GIVEN INFORMATION start

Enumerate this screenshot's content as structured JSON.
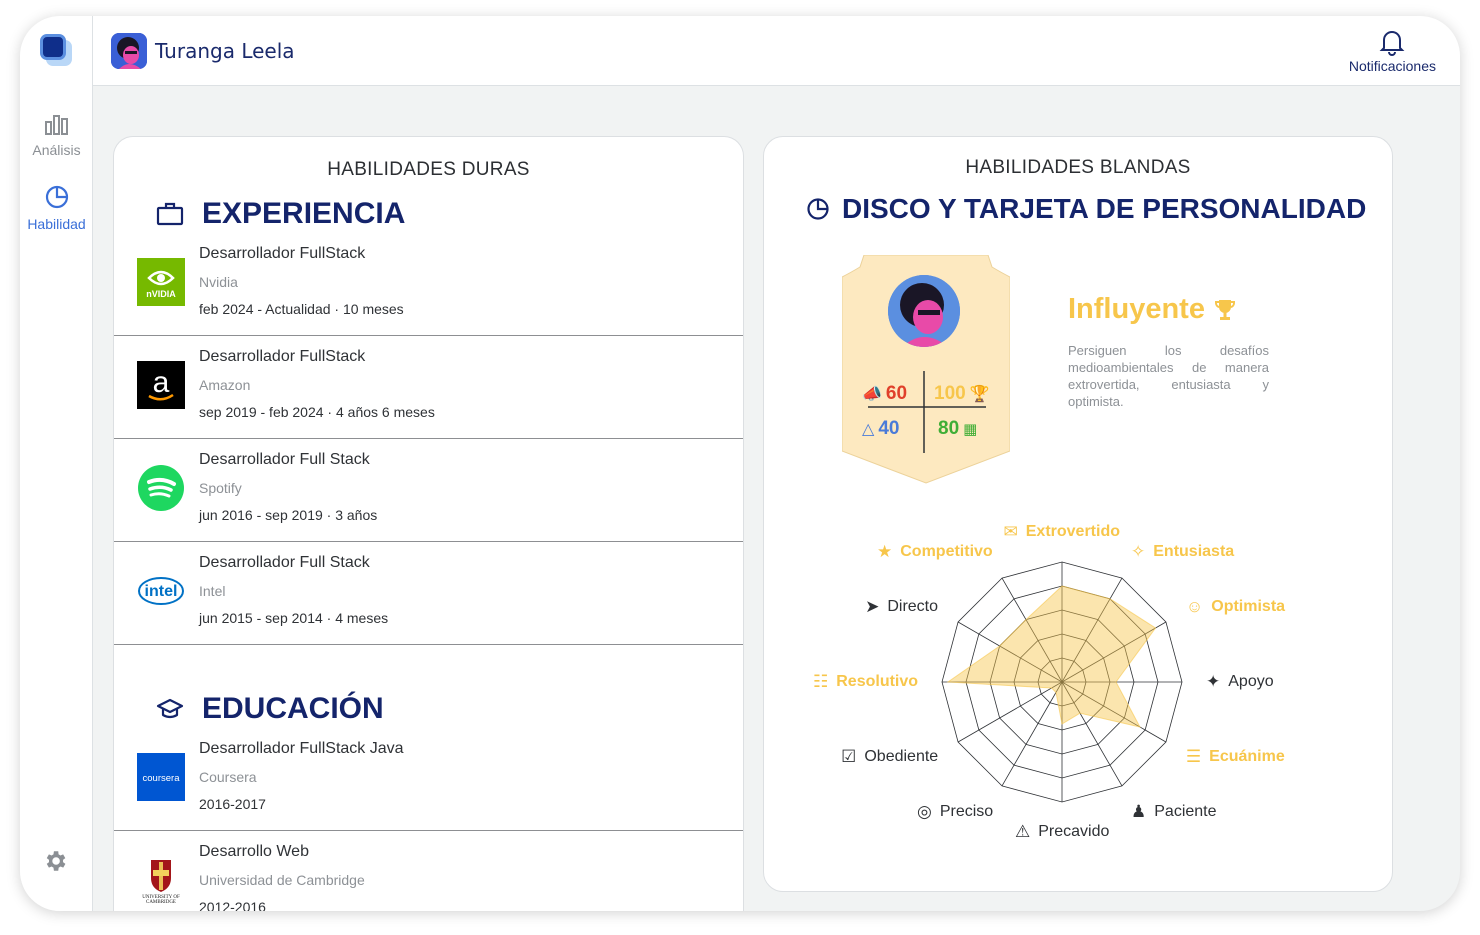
{
  "sidebar": {
    "items": [
      {
        "label": "Análisis",
        "icon": "bar-chart-icon"
      },
      {
        "label": "Habilidad",
        "icon": "pie-chart-icon"
      }
    ],
    "settings_icon": "gear-icon"
  },
  "header": {
    "username": "Turanga Leela",
    "notifications_label": "Notificaciones"
  },
  "hard_skills": {
    "title": "HABILIDADES DURAS",
    "experience_title": "EXPERIENCIA",
    "experience": [
      {
        "role": "Desarrollador FullStack",
        "company": "Nvidia",
        "period": "feb 2024 - Actualidad · 10 meses",
        "logo": "nvidia-logo"
      },
      {
        "role": "Desarrollador FullStack",
        "company": "Amazon",
        "period": "sep 2019 - feb 2024 · 4 años 6 meses",
        "logo": "amazon-logo"
      },
      {
        "role": "Desarrollador Full Stack",
        "company": "Spotify",
        "period": "jun 2016 - sep 2019 · 3 años",
        "logo": "spotify-logo"
      },
      {
        "role": "Desarrollador Full Stack",
        "company": "Intel",
        "period": "jun 2015 - sep 2014 · 4 meses",
        "logo": "intel-logo"
      }
    ],
    "education_title": "EDUCACIÓN",
    "education": [
      {
        "role": "Desarrollador FullStack Java",
        "company": "Coursera",
        "period": "2016-2017",
        "logo": "coursera-logo"
      },
      {
        "role": "Desarrollo Web",
        "company": "Universidad de Cambridge",
        "period": "2012-2016",
        "logo": "cambridge-logo"
      }
    ]
  },
  "soft_skills": {
    "title": "HABILIDADES BLANDAS",
    "disc_title": "DISCO Y TARJETA DE PERSONALIDAD",
    "personality": {
      "type": "Influyente",
      "description": "Persiguen los desafíos medioambientales de manera extrovertida, entusiasta y optimista."
    },
    "scores": [
      {
        "value": "60",
        "color": "#e0402a",
        "icon": "megaphone-icon"
      },
      {
        "value": "100",
        "color": "#f7c64b",
        "icon": "trophy-icon"
      },
      {
        "value": "40",
        "color": "#4a7bd8",
        "icon": "compass-icon"
      },
      {
        "value": "80",
        "color": "#3fae36",
        "icon": "puzzle-icon"
      }
    ],
    "colors": {
      "highlight": "#f7c64b",
      "navy": "#14246b"
    }
  },
  "chart_data": {
    "type": "radar",
    "categories": [
      "Extrovertido",
      "Entusiasta",
      "Optimista",
      "Apoyo",
      "Ecuánime",
      "Paciente",
      "Precavido",
      "Preciso",
      "Obediente",
      "Resolutivo",
      "Directo",
      "Competitivo"
    ],
    "highlighted": [
      "Extrovertido",
      "Entusiasta",
      "Optimista",
      "Ecuánime",
      "Resolutivo",
      "Competitivo"
    ],
    "values": [
      0.8,
      0.8,
      0.9,
      0.45,
      0.75,
      0.3,
      0.35,
      0.1,
      0.1,
      0.95,
      0.6,
      0.6
    ],
    "max": 1,
    "rings": 5,
    "fill_color": "#f7c64b"
  }
}
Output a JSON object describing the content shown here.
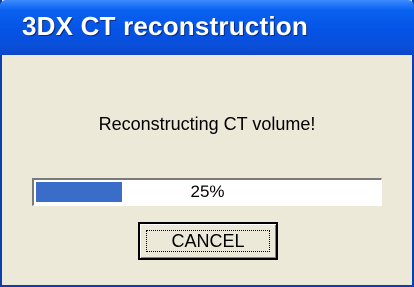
{
  "window": {
    "title": "3DX CT reconstruction"
  },
  "dialog": {
    "message": "Reconstructing CT volume!"
  },
  "progress": {
    "value": 0.25,
    "label": "25%"
  },
  "buttons": {
    "cancel_label": "CANCEL"
  },
  "colors": {
    "title_bar": "#0553e6",
    "progress_fill": "#3a6dc8",
    "dialog_background": "#ece9d8"
  }
}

GIVEN INFORMATION end

Retype all entries exactly as they appear, dropping the images.

Enumerate this screenshot's content as structured JSON.
{
  "sidebar": {
    "items": [
      {
        "label": "Análisis",
        "icon": "bar-chart-icon"
      },
      {
        "label": "Habilidad",
        "icon": "pie-chart-icon"
      }
    ],
    "settings_icon": "gear-icon"
  },
  "header": {
    "username": "Turanga Leela",
    "notifications_label": "Notificaciones"
  },
  "hard_skills": {
    "title": "HABILIDADES DURAS",
    "experience_title": "EXPERIENCIA",
    "experience": [
      {
        "role": "Desarrollador FullStack",
        "company": "Nvidia",
        "period": "feb 2024 - Actualidad · 10 meses",
        "logo": "nvidia-logo"
      },
      {
        "role": "Desarrollador FullStack",
        "company": "Amazon",
        "period": "sep 2019 - feb 2024 · 4 años 6 meses",
        "logo": "amazon-logo"
      },
      {
        "role": "Desarrollador Full Stack",
        "company": "Spotify",
        "period": "jun 2016 - sep 2019 · 3 años",
        "logo": "spotify-logo"
      },
      {
        "role": "Desarrollador Full Stack",
        "company": "Intel",
        "period": "jun 2015 - sep 2014 · 4 meses",
        "logo": "intel-logo"
      }
    ],
    "education_title": "EDUCACIÓN",
    "education": [
      {
        "role": "Desarrollador FullStack Java",
        "company": "Coursera",
        "period": "2016-2017",
        "logo": "coursera-logo"
      },
      {
        "role": "Desarrollo Web",
        "company": "Universidad de Cambridge",
        "period": "2012-2016",
        "logo": "cambridge-logo"
      }
    ]
  },
  "soft_skills": {
    "title": "HABILIDADES BLANDAS",
    "disc_title": "DISCO Y TARJETA DE PERSONALIDAD",
    "personality": {
      "type": "Influyente",
      "description": "Persiguen los desafíos medioambientales de manera extrovertida, entusiasta y optimista."
    },
    "scores": [
      {
        "value": "60",
        "color": "#e0402a",
        "icon": "megaphone-icon"
      },
      {
        "value": "100",
        "color": "#f7c64b",
        "icon": "trophy-icon"
      },
      {
        "value": "40",
        "color": "#4a7bd8",
        "icon": "compass-icon"
      },
      {
        "value": "80",
        "color": "#3fae36",
        "icon": "puzzle-icon"
      }
    ],
    "colors": {
      "highlight": "#f7c64b",
      "navy": "#14246b"
    }
  },
  "chart_data": {
    "type": "radar",
    "categories": [
      "Extrovertido",
      "Entusiasta",
      "Optimista",
      "Apoyo",
      "Ecuánime",
      "Paciente",
      "Precavido",
      "Preciso",
      "Obediente",
      "Resolutivo",
      "Directo",
      "Competitivo"
    ],
    "highlighted": [
      "Extrovertido",
      "Entusiasta",
      "Optimista",
      "Ecuánime",
      "Resolutivo",
      "Competitivo"
    ],
    "values": [
      0.8,
      0.8,
      0.9,
      0.45,
      0.75,
      0.3,
      0.35,
      0.1,
      0.1,
      0.95,
      0.6,
      0.6
    ],
    "max": 1,
    "rings": 5,
    "fill_color": "#f7c64b"
  }
}
Output a JSON object describing the content shown here.
{
  "window": {
    "title": "3DX CT reconstruction"
  },
  "dialog": {
    "message": "Reconstructing CT volume!"
  },
  "progress": {
    "value": 0.25,
    "label": "25%"
  },
  "buttons": {
    "cancel_label": "CANCEL"
  },
  "colors": {
    "title_bar": "#0553e6",
    "progress_fill": "#3a6dc8",
    "dialog_background": "#ece9d8"
  }
}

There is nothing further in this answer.